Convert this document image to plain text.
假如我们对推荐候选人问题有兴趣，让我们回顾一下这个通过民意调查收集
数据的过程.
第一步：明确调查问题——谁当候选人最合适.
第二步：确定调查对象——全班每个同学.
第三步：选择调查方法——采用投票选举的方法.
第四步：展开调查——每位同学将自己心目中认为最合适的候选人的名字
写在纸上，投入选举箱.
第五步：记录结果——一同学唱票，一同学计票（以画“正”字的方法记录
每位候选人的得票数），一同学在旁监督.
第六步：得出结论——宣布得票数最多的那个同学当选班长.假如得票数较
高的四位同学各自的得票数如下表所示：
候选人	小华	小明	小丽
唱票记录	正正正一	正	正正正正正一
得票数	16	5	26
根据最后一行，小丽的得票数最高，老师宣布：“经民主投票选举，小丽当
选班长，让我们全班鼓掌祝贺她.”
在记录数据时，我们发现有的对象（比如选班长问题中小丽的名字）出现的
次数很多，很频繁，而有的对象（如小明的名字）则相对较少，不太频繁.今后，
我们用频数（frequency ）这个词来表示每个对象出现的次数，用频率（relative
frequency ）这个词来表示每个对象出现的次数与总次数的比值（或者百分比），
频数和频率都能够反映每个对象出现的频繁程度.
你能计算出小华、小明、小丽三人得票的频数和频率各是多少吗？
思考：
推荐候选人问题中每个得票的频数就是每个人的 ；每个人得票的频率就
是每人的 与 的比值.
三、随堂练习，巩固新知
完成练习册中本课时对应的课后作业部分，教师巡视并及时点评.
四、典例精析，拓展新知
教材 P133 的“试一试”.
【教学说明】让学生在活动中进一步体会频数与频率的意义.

- - - - - - -

● Directions for this task: Faithfully copy every entry, leaving nothing out.

● Complete response:
Convert this document image to plain text.
假如我们对推荐候选人问题有兴趣，让我们回顾一下这个通过民意调查收集
数据的过程.
第一步：明确调查问题——谁当候选人最合适.
第二步：确定调查对象——全班每个同学.
第三步：选择调查方法——采用投票选举的方法.
第四步：展开调查——每位同学将自己心目中认为最合适的候选人的名字
写在纸上，投入选举箱.
第五步：记录结果——一同学唱票，一同学计票（以画“正”字的方法记录
每位候选人的得票数），一同学在旁监督.
第六步：得出结论——宣布得票数最多的那个同学当选班长.假如得票数较
高的四位同学各自的得票数如下表所示：
候选人	小华	小明	小丽
唱票记录	正正正一	正	正正正正正一
得票数	16	5	26
根据最后一行，小丽的得票数最高，老师宣布：“经民主投票选举，小丽当
选班长，让我们全班鼓掌祝贺她.”
在记录数据时，我们发现有的对象（比如选班长问题中小丽的名字）出现的
次数很多，很频繁，而有的对象（如小明的名字）则相对较少，不太频繁.今后，
我们用频数（frequency ）这个词来表示每个对象出现的次数，用频率（relative
frequency ）这个词来表示每个对象出现的次数与总次数的比值（或者百分比），
频数和频率都能够反映每个对象出现的频繁程度.
你能计算出小华、小明、小丽三人得票的频数和频率各是多少吗？
思考：
推荐候选人问题中每个得票的频数就是每个人的 ；每个人得票的频率就
是每人的 与 的比值.
三、随堂练习，巩固新知
完成练习册中本课时对应的课后作业部分，教师巡视并及时点评.
四、典例精析，拓展新知
教材 P133 的“试一试”.
【教学说明】让学生在活动中进一步体会频数与频率的意义.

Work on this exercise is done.